→ Exercise set:
• A. Update the 3D geometry problem: write out everything from "Answer: (A), (B)" down to "be any constant)" again, with "direction ratios" changed to "direction numbers".
• B. In the 3D geometry problem, which options does the answer give as correct?

Question

The equation of line $AB$ is $\frac{x}{2}=\frac{y}{-3}=\frac{z}{6}$. Through a point $P(1,2,5)$, line $PN$ is drawn perpendicular to $AB$ and line $PQ$ is drawn parallel to the plane $3x+4x+5z=0$ to meet $AB$ at $Q$. Then

• A. Coordinates of $N$ are $(\frac{52}{49},-\frac{78}{49},\frac{156}{49})$
• B. Equation of line $NQ$ is $3(x-3)=-(2y+9)=z-9$
• C. Equation of line $NQ$ is $3(x-3)=(2y+9)=z-9$
• D. Coordinates of $Q$ are $(3,\frac{9}{2},9)$

Answer 1

Answer: (A), (B)

The correct options are
A Coordinates of $N$ are $(\frac{52}{49},-\frac{78}{49},\frac{156}{49})$
B Equation of line $NQ$ is $3(x-3)=-(2y+9)=z-9$

Since, $N$ lies on line $AB$
and direction ratios of line $AB$ is $<2,-3,6>$
So, coordinates of $N\equiv (2r,-3r,6r)$
(where $r\in R$ be any constant)

→ Extracted information:
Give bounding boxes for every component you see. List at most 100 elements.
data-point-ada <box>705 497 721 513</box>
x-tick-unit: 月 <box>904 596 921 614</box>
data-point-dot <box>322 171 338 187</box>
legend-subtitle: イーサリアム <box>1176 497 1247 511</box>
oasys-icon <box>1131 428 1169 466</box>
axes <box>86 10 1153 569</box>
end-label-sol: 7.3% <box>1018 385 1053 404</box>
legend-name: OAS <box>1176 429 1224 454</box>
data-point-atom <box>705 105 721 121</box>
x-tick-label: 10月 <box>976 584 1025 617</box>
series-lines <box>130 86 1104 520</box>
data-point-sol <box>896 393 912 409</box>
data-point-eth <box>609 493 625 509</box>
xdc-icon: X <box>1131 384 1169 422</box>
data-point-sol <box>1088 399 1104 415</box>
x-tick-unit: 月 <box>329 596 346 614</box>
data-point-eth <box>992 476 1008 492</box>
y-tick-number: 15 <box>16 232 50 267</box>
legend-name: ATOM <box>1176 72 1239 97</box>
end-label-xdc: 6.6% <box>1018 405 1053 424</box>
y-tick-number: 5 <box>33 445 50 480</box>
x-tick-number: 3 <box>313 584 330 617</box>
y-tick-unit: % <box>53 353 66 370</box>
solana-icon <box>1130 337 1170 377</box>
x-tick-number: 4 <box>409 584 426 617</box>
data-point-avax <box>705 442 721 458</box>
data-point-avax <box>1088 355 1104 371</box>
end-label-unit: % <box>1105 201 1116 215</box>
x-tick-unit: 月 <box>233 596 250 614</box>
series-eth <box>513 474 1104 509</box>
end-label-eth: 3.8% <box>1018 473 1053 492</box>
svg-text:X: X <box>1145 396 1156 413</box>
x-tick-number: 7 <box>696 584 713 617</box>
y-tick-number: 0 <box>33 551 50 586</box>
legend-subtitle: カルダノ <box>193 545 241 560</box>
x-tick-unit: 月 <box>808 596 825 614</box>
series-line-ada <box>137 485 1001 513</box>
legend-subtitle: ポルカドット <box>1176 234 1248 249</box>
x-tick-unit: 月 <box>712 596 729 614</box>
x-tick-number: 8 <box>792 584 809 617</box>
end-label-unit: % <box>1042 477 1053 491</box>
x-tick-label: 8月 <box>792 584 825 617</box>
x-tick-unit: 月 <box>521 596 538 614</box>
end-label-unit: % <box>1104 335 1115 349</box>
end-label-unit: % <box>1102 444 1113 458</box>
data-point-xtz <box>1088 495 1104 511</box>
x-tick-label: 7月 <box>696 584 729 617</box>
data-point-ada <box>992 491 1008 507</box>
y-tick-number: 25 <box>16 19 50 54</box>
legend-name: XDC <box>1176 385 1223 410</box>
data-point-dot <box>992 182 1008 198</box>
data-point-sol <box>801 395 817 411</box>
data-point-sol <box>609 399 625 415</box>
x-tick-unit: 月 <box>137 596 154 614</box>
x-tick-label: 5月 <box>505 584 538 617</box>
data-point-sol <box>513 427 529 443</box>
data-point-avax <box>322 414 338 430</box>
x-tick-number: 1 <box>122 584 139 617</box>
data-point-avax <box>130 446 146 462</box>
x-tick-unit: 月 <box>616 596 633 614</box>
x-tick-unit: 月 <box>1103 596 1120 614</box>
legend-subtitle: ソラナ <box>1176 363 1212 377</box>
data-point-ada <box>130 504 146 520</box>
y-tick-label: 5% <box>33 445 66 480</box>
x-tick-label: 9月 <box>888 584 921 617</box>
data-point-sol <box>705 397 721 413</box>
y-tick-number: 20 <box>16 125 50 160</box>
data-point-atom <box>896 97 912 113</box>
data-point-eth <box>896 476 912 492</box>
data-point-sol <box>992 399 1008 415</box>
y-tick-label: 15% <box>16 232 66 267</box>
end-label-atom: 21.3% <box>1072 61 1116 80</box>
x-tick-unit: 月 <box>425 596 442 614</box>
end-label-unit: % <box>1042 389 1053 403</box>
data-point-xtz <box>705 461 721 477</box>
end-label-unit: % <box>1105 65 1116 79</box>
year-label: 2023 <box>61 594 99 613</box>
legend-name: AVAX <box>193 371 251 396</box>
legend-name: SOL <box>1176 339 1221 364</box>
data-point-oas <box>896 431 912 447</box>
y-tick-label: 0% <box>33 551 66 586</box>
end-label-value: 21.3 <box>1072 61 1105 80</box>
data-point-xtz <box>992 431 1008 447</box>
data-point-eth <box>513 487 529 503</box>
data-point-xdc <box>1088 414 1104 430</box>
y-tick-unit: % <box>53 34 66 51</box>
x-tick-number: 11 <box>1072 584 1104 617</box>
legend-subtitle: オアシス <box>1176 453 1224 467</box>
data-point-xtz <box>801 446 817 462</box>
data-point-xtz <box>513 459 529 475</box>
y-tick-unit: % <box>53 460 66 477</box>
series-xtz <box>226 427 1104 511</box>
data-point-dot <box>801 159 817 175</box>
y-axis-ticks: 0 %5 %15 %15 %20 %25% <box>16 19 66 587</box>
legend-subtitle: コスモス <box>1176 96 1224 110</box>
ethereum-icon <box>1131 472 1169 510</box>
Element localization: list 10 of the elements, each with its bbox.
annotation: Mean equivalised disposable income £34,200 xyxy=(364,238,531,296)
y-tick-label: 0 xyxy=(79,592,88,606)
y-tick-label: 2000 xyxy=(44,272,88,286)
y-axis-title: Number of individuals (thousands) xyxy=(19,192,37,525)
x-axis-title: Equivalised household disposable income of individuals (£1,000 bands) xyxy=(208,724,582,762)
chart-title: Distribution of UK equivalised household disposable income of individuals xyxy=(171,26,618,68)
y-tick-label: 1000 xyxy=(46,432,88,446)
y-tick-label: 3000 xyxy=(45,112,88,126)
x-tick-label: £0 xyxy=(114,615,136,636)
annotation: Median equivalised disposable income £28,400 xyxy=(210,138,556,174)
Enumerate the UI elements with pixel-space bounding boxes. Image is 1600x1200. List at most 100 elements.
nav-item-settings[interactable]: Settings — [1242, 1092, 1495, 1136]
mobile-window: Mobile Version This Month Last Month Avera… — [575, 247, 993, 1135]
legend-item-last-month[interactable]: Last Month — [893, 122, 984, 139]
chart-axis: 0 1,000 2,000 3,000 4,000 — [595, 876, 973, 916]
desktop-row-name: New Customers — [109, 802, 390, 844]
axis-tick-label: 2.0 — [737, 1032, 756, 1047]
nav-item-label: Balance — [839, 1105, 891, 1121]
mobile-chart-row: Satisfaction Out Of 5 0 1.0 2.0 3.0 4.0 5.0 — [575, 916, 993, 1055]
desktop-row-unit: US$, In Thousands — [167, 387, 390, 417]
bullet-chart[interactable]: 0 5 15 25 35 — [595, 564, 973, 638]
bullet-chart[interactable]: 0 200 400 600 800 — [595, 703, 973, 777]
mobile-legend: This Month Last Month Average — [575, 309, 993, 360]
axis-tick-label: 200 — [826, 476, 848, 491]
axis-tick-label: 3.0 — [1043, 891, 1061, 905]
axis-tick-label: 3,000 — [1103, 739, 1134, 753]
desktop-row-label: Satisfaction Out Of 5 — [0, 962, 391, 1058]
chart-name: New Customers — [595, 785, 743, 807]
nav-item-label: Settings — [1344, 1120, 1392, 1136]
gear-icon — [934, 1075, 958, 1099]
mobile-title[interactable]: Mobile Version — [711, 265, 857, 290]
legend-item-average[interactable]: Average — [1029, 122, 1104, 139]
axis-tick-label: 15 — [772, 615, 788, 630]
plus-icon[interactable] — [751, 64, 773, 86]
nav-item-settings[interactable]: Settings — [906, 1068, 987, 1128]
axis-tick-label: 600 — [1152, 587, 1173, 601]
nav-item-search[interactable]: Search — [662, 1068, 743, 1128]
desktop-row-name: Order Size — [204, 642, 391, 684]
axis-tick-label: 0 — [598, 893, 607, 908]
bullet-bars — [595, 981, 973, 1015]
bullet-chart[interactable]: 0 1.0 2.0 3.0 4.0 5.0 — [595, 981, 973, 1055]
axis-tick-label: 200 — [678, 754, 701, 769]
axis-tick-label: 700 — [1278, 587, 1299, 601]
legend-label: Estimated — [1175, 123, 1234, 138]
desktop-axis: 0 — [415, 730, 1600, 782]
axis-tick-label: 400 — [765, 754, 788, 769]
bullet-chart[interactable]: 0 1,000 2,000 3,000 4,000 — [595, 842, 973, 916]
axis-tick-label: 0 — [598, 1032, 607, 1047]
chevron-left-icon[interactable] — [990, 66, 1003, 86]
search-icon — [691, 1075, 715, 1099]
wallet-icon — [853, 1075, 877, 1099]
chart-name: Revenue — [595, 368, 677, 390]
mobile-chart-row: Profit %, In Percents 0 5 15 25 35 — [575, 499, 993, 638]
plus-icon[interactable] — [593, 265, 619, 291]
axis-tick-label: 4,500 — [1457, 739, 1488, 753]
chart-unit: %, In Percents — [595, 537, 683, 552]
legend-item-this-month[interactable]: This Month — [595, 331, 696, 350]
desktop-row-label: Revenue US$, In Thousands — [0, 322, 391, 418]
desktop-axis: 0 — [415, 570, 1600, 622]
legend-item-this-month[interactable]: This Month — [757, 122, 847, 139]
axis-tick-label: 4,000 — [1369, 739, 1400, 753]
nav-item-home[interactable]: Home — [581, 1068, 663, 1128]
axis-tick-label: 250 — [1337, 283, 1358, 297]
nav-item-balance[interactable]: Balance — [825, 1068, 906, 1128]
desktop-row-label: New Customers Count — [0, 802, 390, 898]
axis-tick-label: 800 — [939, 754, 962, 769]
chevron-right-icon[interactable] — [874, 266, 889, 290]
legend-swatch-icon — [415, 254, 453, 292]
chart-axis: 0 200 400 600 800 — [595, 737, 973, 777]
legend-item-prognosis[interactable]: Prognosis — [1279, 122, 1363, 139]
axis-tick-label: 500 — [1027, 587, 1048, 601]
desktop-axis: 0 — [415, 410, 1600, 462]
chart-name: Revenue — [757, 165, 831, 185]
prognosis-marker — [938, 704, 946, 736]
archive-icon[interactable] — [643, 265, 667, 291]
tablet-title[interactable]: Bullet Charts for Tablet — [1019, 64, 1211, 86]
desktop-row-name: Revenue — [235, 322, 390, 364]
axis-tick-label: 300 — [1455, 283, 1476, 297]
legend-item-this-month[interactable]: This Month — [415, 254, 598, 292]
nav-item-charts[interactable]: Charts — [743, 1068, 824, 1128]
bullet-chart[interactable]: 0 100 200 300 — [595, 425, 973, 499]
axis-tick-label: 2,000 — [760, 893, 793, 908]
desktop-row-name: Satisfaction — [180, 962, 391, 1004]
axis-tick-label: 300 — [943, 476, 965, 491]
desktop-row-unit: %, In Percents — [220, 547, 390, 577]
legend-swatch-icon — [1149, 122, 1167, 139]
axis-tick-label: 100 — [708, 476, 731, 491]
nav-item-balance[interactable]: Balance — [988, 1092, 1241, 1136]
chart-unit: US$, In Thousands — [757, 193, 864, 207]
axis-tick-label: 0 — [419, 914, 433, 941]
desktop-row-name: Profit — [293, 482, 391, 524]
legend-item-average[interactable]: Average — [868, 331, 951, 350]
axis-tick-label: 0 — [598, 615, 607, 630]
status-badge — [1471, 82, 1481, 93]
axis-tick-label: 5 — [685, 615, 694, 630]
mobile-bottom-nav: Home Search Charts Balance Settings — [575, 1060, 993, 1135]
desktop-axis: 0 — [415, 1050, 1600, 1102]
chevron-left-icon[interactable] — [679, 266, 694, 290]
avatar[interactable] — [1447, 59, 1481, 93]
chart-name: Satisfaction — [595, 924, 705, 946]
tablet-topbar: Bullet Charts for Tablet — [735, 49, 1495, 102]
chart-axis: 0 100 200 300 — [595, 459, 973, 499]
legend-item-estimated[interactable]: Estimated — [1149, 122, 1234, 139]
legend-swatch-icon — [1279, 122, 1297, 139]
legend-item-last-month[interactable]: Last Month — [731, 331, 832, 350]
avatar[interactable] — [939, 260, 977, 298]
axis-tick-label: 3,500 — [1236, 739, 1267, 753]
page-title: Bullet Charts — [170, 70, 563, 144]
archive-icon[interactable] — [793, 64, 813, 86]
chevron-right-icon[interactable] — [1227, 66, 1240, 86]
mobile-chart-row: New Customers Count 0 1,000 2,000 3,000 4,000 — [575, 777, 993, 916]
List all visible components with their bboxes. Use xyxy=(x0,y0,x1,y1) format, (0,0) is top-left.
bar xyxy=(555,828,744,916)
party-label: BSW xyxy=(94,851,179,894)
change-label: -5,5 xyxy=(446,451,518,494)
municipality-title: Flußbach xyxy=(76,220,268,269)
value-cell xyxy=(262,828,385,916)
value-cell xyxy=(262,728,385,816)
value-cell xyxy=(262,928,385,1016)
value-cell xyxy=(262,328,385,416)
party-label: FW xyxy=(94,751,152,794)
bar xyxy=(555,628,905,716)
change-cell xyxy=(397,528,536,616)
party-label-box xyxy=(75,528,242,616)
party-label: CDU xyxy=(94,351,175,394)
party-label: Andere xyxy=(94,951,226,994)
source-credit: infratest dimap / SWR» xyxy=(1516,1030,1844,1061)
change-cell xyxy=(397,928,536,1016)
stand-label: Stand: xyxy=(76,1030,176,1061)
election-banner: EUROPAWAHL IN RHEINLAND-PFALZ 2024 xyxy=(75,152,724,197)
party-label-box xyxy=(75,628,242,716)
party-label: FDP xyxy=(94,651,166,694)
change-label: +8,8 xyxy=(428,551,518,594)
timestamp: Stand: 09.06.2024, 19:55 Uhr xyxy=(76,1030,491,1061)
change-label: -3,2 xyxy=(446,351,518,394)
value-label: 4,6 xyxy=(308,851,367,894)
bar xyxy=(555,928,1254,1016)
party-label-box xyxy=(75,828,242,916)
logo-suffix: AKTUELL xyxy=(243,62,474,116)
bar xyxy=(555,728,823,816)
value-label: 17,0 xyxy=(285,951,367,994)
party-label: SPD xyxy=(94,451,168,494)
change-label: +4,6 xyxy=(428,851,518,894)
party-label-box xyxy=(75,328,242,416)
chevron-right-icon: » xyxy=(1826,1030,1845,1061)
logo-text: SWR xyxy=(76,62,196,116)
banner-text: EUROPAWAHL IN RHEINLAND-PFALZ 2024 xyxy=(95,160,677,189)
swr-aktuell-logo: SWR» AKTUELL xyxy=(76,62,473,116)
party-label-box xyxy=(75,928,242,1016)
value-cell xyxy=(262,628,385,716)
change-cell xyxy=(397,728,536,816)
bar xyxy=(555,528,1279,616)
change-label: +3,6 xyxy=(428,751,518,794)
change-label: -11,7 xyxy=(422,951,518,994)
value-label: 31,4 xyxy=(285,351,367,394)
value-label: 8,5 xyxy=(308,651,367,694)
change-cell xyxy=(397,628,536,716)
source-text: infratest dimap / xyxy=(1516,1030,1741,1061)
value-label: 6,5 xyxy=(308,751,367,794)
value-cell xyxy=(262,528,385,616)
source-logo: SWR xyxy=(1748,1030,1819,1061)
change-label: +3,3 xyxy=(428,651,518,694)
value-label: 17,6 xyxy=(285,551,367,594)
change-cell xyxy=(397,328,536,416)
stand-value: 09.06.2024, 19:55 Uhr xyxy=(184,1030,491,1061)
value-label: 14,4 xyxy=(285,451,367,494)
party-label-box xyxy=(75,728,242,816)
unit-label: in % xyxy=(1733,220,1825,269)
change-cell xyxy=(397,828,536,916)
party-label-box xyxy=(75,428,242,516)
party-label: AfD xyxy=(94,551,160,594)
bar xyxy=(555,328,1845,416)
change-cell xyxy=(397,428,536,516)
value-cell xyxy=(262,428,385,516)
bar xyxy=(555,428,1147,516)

→ Task-by-task solutions:
• A.
Answer: (A), (B)

The correct options are
A Coordinates of $N$ are $(\frac{52}{49},-\frac{78}{49},\frac{156}{49})$
B Equation of line $NQ$ is $3(x-3)=-(2y+9)=z-9$

Since, $N$ lies on line $AB$
and direction numbers of line $AB$ is $<2,-3,6>$
So, coordinates of $N\equiv (2r,-3r,6r)$
(where $r\in R$ be any constant)

• B. Options (A) and (B).